◆ **AIM**: Starting at the line that contains "Pick out 37" and stopping after the line that contains "package-amount: 100,000đ xyxy=(1478,248,1594,280)", rename "package-amount" to "price-label" and leave everything else unchanged. Reproduce only those lines and omit the pictures.

◆ **DATASET EXTRACT**:
==*==

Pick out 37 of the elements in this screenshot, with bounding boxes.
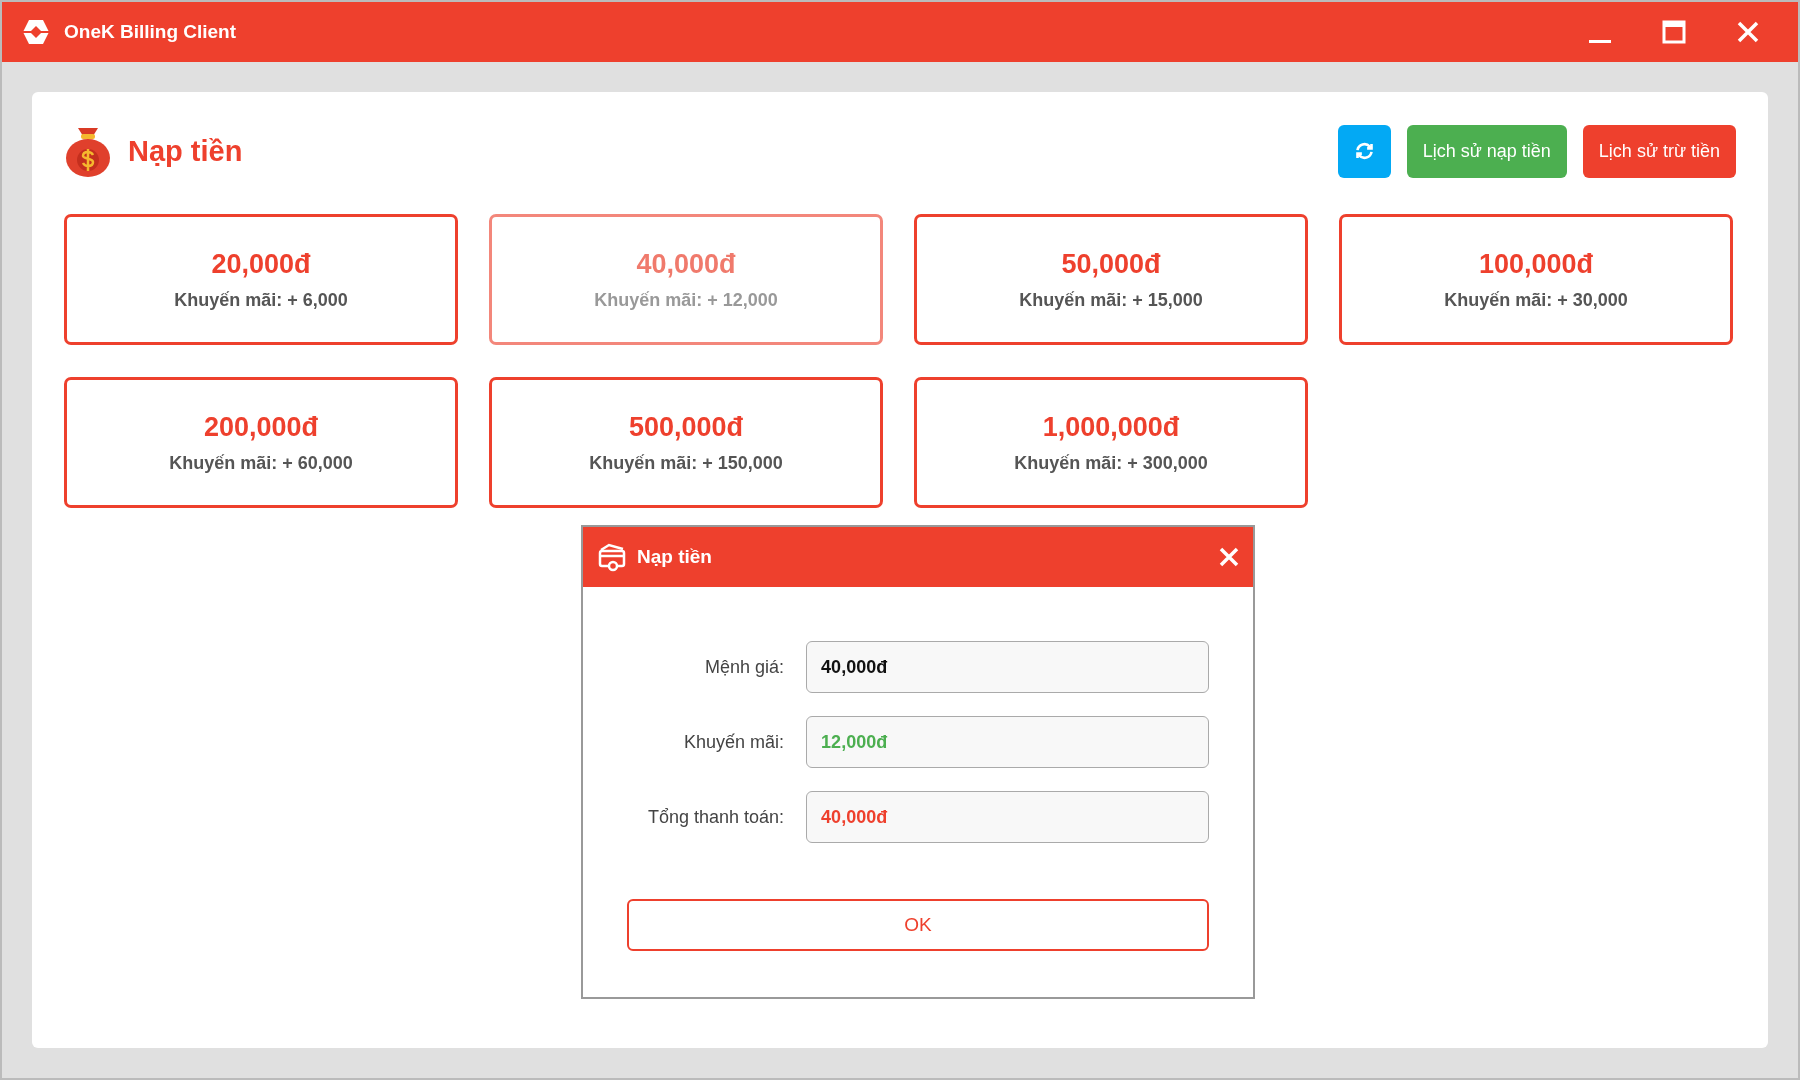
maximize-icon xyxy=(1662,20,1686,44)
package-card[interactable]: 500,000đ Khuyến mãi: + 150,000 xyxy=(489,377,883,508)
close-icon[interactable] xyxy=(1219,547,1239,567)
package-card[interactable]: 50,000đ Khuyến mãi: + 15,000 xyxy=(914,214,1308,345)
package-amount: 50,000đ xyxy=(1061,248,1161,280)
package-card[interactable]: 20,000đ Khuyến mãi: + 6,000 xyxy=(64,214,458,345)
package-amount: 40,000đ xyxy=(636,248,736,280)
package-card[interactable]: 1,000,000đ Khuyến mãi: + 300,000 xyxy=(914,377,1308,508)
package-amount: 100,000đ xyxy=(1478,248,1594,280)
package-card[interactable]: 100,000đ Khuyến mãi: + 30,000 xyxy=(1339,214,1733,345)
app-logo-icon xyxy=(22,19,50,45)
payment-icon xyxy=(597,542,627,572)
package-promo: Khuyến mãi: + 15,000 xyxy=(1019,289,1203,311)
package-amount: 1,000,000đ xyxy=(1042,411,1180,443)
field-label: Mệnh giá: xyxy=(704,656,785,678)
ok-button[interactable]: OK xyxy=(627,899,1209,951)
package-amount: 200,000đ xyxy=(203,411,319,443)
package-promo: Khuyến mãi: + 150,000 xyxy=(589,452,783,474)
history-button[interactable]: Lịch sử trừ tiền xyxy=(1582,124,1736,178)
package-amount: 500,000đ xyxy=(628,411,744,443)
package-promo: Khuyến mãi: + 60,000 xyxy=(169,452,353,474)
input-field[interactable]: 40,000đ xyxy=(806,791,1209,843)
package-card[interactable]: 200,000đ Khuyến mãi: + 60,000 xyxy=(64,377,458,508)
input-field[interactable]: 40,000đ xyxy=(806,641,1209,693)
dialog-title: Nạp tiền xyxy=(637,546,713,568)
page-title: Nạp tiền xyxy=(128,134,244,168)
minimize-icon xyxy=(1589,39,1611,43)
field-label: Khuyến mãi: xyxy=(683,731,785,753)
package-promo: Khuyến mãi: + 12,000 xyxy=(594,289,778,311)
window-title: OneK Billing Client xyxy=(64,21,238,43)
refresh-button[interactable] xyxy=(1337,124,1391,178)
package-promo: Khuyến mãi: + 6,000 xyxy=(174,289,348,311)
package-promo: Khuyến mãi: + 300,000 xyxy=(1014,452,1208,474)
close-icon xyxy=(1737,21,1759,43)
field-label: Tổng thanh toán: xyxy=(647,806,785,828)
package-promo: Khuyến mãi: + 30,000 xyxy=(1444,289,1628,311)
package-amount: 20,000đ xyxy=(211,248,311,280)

==*==

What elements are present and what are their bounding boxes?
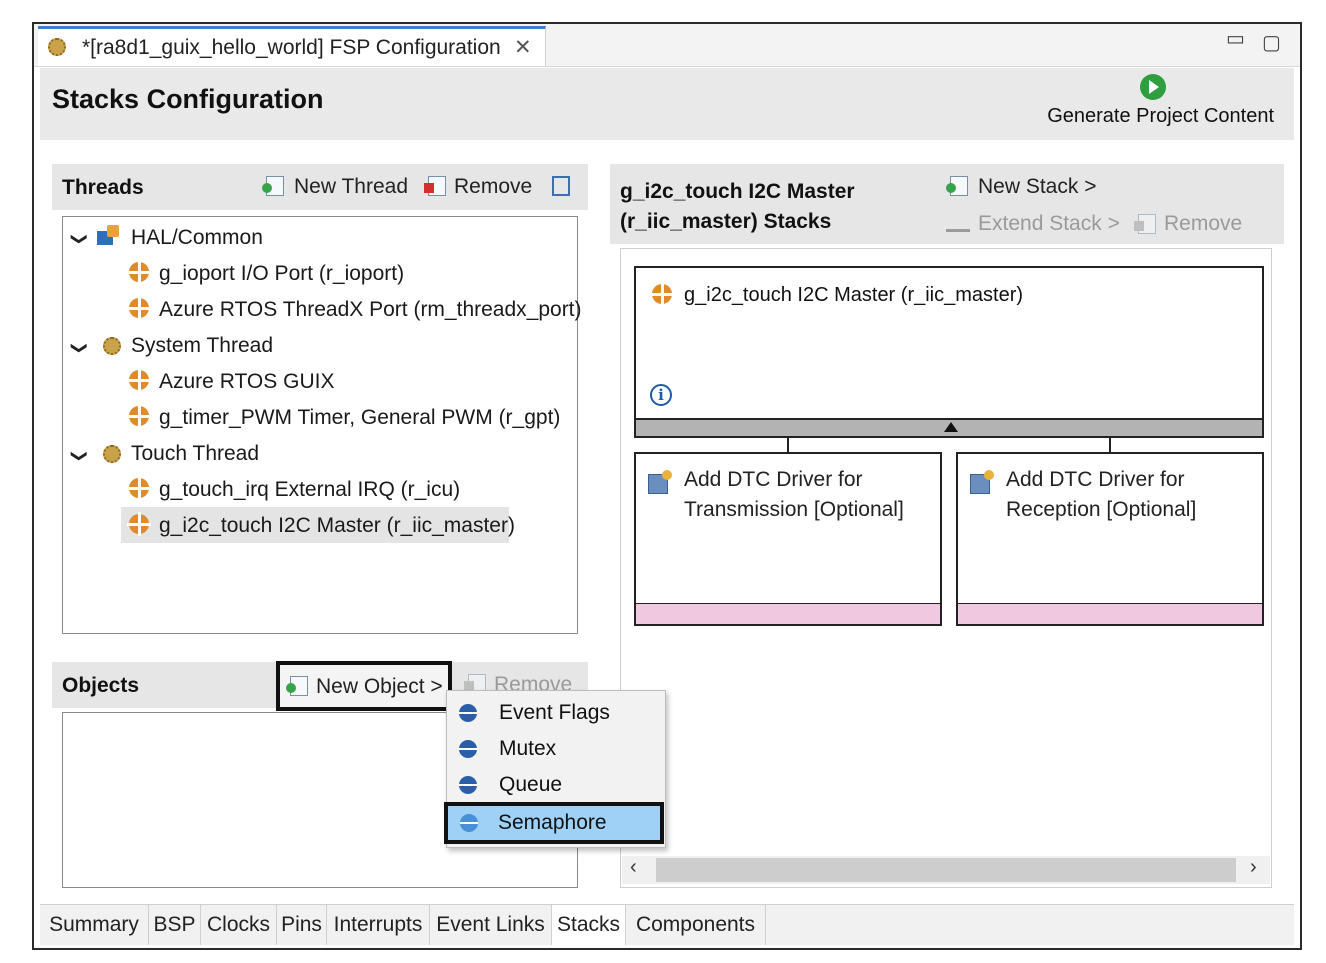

==*==

◆ **FULL SOLUTION**:
Pick out 37 of the elements in this screenshot, with bounding boxes.
maximize-icon xyxy=(1662,20,1686,44)
package-card[interactable]: 500,000đ Khuyến mãi: + 150,000 xyxy=(489,377,883,508)
close-icon[interactable] xyxy=(1219,547,1239,567)
package-card[interactable]: 50,000đ Khuyến mãi: + 15,000 xyxy=(914,214,1308,345)
price-label: 50,000đ xyxy=(1061,248,1161,280)
package-card[interactable]: 20,000đ Khuyến mãi: + 6,000 xyxy=(64,214,458,345)
price-label: 40,000đ xyxy=(636,248,736,280)
package-card[interactable]: 1,000,000đ Khuyến mãi: + 300,000 xyxy=(914,377,1308,508)
price-label: 100,000đ xyxy=(1478,248,1594,280)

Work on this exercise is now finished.